- _Exercise brief_: Leave the pictures out. Return all other data exactly.

- _Data shown_:
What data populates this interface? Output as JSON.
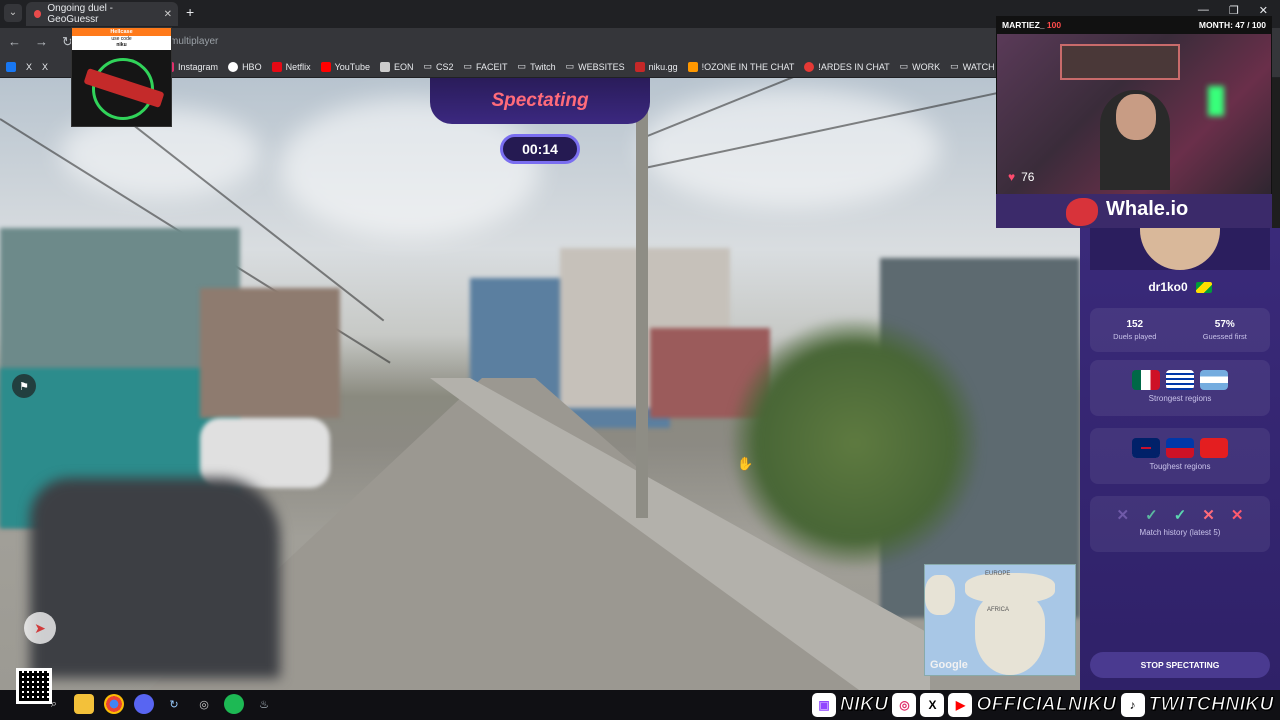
{
  "browser": {
    "tab_title": "Ongoing duel - GeoGuessr",
    "url": "multiplayer",
    "bookmarks": [
      {
        "label": "Instagram",
        "color": "#e1306c"
      },
      {
        "label": "HBO",
        "color": "#ffffff"
      },
      {
        "label": "Netflix",
        "color": "#e50914"
      },
      {
        "label": "YouTube",
        "color": "#ff0000"
      },
      {
        "label": "EON",
        "color": "#cccccc"
      },
      {
        "label": "CS2",
        "color": "#9aa0a6"
      },
      {
        "label": "FACEIT",
        "color": "#9aa0a6"
      },
      {
        "label": "Twitch",
        "color": "#9aa0a6"
      },
      {
        "label": "WEBSITES",
        "color": "#9aa0a6"
      },
      {
        "label": "niku.gg",
        "color": "#c62828"
      },
      {
        "label": "!OZONE IN THE CHAT",
        "color": "#ff9800"
      },
      {
        "label": "!ARDES IN CHAT",
        "color": "#e53935"
      },
      {
        "label": "WORK",
        "color": "#9aa0a6"
      },
      {
        "label": "WATCH LATER",
        "color": "#9aa0a6"
      }
    ]
  },
  "game": {
    "spectating_label": "Spectating",
    "timer": "00:14",
    "stop_button": "STOP SPECTATING",
    "minimap_google": "Google",
    "minimap_labels": {
      "europe": "EUROPE",
      "africa": "AFRICA"
    }
  },
  "player": {
    "username": "dr1ko0",
    "stats": [
      {
        "value": "152",
        "label": "Duels played"
      },
      {
        "value": "57%",
        "label": "Guessed first"
      }
    ],
    "strongest_label": "Strongest regions",
    "toughest_label": "Toughest regions",
    "history_label": "Match history (latest 5)",
    "history": [
      {
        "symbol": "✕",
        "color": "#6f5aa8"
      },
      {
        "symbol": "✓",
        "color": "#5bb8a0"
      },
      {
        "symbol": "✓",
        "color": "#5bd6b0"
      },
      {
        "symbol": "✕",
        "color": "#ff6b7a"
      },
      {
        "symbol": "✕",
        "color": "#ff5a6e"
      }
    ]
  },
  "stream": {
    "viewer_name": "MARTIEZ_",
    "viewer_amount": "100",
    "month_goal": "MONTH: 47 / 100",
    "heart_rate": "76",
    "sponsor_title": "Whale.io",
    "sponsor_box_brand": "Hellcase",
    "sponsor_box_code": "use code",
    "sponsor_box_name": "niku",
    "socials": [
      {
        "icon": "twitch-icon",
        "glyph": "▣",
        "handle": "NIKU"
      },
      {
        "icon": "instagram-icon",
        "glyph": "◎",
        "handle": ""
      },
      {
        "icon": "x-icon",
        "glyph": "X",
        "handle": ""
      },
      {
        "icon": "youtube-icon",
        "glyph": "▶",
        "handle": "OFFICIALNIKU"
      },
      {
        "icon": "tiktok-icon",
        "glyph": "♪",
        "handle": "TWITCHNIKU"
      }
    ]
  }
}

- _Full response_:
What data populates this interface? Output as JSON.
{
  "browser": {
    "tab_title": "Ongoing duel - GeoGuessr",
    "url": "multiplayer",
    "bookmarks": [
      {
        "label": "Instagram",
        "color": "#e1306c"
      },
      {
        "label": "HBO",
        "color": "#ffffff"
      },
      {
        "label": "Netflix",
        "color": "#e50914"
      },
      {
        "label": "YouTube",
        "color": "#ff0000"
      },
      {
        "label": "EON",
        "color": "#cccccc"
      },
      {
        "label": "CS2",
        "color": "#9aa0a6"
      },
      {
        "label": "FACEIT",
        "color": "#9aa0a6"
      },
      {
        "label": "Twitch",
        "color": "#9aa0a6"
      },
      {
        "label": "WEBSITES",
        "color": "#9aa0a6"
      },
      {
        "label": "niku.gg",
        "color": "#c62828"
      },
      {
        "label": "!OZONE IN THE CHAT",
        "color": "#ff9800"
      },
      {
        "label": "!ARDES IN CHAT",
        "color": "#e53935"
      },
      {
        "label": "WORK",
        "color": "#9aa0a6"
      },
      {
        "label": "WATCH LATER",
        "color": "#9aa0a6"
      }
    ]
  },
  "game": {
    "spectating_label": "Spectating",
    "timer": "00:14",
    "stop_button": "STOP SPECTATING",
    "minimap_google": "Google",
    "minimap_labels": {
      "europe": "EUROPE",
      "africa": "AFRICA"
    }
  },
  "player": {
    "username": "dr1ko0",
    "stats": [
      {
        "value": "152",
        "label": "Duels played"
      },
      {
        "value": "57%",
        "label": "Guessed first"
      }
    ],
    "strongest_label": "Strongest regions",
    "toughest_label": "Toughest regions",
    "history_label": "Match history (latest 5)",
    "history": [
      {
        "symbol": "✕",
        "color": "#6f5aa8"
      },
      {
        "symbol": "✓",
        "color": "#5bb8a0"
      },
      {
        "symbol": "✓",
        "color": "#5bd6b0"
      },
      {
        "symbol": "✕",
        "color": "#ff6b7a"
      },
      {
        "symbol": "✕",
        "color": "#ff5a6e"
      }
    ]
  },
  "stream": {
    "viewer_name": "MARTIEZ_",
    "viewer_amount": "100",
    "month_goal": "MONTH: 47 / 100",
    "heart_rate": "76",
    "sponsor_title": "Whale.io",
    "sponsor_box_brand": "Hellcase",
    "sponsor_box_code": "use code",
    "sponsor_box_name": "niku",
    "socials": [
      {
        "icon": "twitch-icon",
        "glyph": "▣",
        "handle": "NIKU"
      },
      {
        "icon": "instagram-icon",
        "glyph": "◎",
        "handle": ""
      },
      {
        "icon": "x-icon",
        "glyph": "X",
        "handle": ""
      },
      {
        "icon": "youtube-icon",
        "glyph": "▶",
        "handle": "OFFICIALNIKU"
      },
      {
        "icon": "tiktok-icon",
        "glyph": "♪",
        "handle": "TWITCHNIKU"
      }
    ]
  }
}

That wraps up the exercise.